• **WHAT TO WORK ON**:
Each line that holds the string "结果显示" counts once; say how many such lines there are and add nothing.

• **INPUT DATA**:
■ ■ ■ ■ ■

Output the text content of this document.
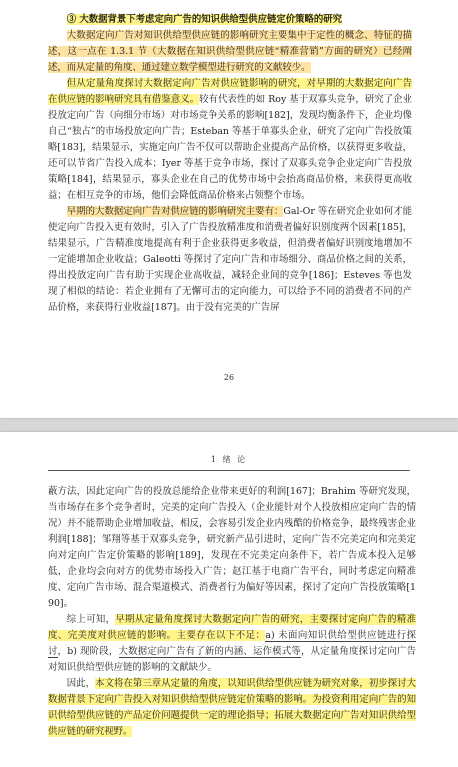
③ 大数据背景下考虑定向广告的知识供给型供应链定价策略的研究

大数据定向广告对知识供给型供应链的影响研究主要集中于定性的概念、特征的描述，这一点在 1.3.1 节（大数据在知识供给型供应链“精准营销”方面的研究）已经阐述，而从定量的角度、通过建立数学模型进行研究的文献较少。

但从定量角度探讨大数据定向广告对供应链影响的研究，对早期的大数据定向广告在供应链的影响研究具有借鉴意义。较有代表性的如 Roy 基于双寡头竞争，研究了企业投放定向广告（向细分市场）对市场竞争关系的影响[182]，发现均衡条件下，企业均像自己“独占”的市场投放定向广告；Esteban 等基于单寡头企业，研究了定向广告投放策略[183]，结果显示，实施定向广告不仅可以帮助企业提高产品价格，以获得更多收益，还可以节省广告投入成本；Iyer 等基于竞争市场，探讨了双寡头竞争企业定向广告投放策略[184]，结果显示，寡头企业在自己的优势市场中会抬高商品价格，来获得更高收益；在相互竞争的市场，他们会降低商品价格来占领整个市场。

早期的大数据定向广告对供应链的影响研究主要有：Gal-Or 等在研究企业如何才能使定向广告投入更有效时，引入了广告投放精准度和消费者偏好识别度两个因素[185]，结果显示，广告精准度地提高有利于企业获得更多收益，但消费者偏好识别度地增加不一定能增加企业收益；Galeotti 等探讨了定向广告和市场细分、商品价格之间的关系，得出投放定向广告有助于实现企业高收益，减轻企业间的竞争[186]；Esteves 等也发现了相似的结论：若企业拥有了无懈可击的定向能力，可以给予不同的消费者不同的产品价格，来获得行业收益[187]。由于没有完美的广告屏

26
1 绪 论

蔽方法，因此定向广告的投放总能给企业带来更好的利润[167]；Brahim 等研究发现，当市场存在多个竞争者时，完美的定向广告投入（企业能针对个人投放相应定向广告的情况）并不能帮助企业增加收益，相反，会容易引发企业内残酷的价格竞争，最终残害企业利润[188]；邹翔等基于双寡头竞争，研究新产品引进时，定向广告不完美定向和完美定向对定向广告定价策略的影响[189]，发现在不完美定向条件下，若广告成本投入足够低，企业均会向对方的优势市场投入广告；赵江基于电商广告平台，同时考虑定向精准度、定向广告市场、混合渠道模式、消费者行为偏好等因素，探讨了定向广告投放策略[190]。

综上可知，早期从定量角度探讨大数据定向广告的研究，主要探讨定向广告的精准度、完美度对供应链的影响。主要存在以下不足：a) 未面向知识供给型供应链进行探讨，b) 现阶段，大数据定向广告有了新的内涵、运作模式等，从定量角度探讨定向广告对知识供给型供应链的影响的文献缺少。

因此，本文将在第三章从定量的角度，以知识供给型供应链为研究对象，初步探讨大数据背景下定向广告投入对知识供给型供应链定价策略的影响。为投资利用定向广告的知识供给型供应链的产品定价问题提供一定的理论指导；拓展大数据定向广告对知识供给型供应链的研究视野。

■ ■ ■ ■ ■

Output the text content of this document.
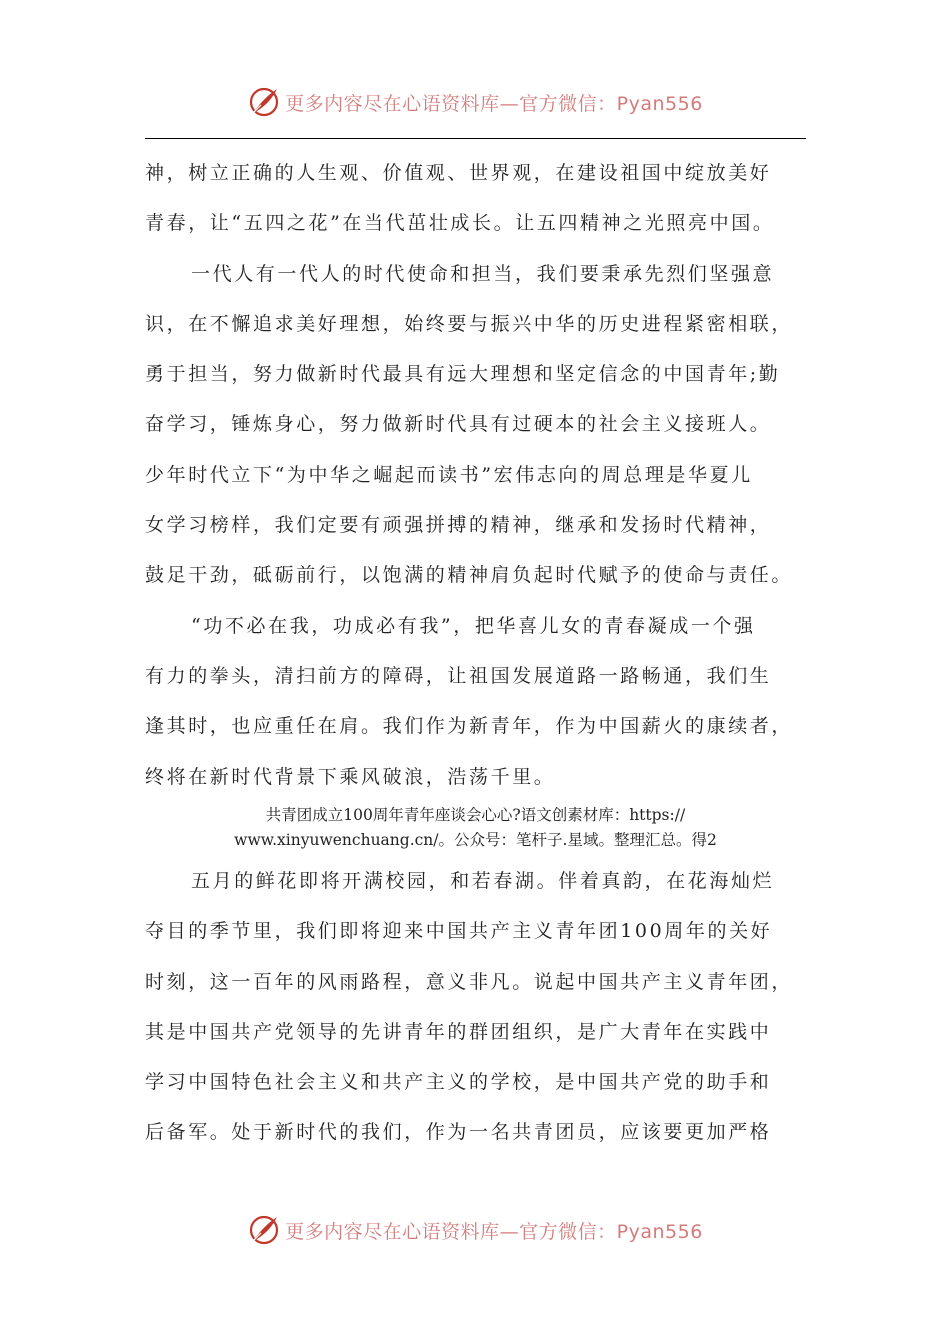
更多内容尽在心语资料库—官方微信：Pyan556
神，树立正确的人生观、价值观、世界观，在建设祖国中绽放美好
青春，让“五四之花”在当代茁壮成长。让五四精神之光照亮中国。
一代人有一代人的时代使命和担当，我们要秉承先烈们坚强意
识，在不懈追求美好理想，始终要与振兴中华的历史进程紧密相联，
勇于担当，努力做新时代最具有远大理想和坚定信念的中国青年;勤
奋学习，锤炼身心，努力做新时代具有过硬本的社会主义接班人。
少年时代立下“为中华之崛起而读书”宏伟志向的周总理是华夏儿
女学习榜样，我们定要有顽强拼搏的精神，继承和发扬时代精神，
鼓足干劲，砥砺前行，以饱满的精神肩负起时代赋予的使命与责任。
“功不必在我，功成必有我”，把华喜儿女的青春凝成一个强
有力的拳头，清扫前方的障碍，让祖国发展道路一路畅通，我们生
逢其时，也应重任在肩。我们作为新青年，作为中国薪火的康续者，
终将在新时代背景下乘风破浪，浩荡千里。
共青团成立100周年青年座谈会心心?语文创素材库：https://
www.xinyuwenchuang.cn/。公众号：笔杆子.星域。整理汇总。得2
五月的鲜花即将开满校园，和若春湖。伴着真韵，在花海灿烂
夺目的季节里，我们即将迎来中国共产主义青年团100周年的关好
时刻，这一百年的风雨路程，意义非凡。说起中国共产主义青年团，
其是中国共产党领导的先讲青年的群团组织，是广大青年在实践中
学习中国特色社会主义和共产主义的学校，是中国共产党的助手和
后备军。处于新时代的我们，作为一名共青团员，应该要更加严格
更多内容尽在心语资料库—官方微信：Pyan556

■ ■ ■ ■ ■

• **REPLY TO THE TASK**:
2